Element location data:
▼

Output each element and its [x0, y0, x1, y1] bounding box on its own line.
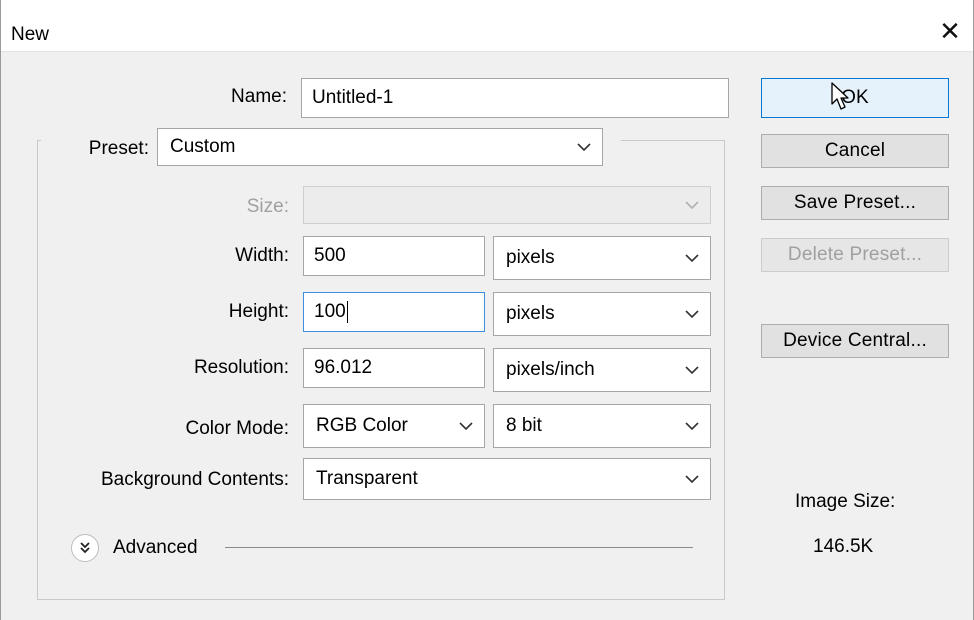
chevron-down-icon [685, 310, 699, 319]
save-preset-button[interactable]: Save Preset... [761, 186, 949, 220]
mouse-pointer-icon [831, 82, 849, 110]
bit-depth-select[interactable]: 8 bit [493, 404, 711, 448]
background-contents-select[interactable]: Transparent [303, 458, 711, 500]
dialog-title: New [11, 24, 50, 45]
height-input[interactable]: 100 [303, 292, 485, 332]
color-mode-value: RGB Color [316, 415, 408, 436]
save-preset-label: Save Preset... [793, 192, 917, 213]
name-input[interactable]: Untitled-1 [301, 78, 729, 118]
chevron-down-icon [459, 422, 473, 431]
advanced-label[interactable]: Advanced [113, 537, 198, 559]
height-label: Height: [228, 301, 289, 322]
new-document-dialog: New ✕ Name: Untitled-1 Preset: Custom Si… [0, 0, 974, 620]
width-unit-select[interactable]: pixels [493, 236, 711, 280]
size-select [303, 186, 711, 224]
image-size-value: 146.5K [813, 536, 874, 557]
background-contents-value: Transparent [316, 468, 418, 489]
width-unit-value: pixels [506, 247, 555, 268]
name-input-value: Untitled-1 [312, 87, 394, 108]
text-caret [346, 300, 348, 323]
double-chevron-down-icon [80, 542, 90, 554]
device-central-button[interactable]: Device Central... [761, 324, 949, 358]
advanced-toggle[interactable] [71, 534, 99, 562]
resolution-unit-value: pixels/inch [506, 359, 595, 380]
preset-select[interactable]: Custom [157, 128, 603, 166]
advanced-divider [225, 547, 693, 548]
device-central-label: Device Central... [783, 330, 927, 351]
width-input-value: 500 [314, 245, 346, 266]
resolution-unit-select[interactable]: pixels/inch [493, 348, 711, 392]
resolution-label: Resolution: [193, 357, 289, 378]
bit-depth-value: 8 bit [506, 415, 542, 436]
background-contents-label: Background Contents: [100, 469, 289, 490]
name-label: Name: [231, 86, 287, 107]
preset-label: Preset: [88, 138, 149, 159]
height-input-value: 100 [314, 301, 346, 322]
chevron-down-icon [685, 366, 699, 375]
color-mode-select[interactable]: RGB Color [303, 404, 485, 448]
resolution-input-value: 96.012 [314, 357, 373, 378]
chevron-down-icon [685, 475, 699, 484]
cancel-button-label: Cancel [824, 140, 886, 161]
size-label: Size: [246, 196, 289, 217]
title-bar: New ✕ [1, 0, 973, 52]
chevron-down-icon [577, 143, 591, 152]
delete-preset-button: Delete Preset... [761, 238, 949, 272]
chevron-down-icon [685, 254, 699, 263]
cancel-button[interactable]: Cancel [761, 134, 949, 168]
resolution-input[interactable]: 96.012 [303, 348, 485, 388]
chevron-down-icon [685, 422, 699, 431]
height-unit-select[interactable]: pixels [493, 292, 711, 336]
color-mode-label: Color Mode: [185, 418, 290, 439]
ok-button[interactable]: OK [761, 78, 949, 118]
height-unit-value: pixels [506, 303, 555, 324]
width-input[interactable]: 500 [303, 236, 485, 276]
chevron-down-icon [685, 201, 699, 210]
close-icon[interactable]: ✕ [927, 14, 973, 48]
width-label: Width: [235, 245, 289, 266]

▲

*Stated task*:
Please filter the material above, copying every line that contains the word "background".

*Problem solution*:
background-contents-select[interactable]: Transparent [303, 458, 711, 500]
background-contents-value: Transparent [316, 468, 418, 489]
background-contents-label: Background Contents: [100, 469, 289, 490]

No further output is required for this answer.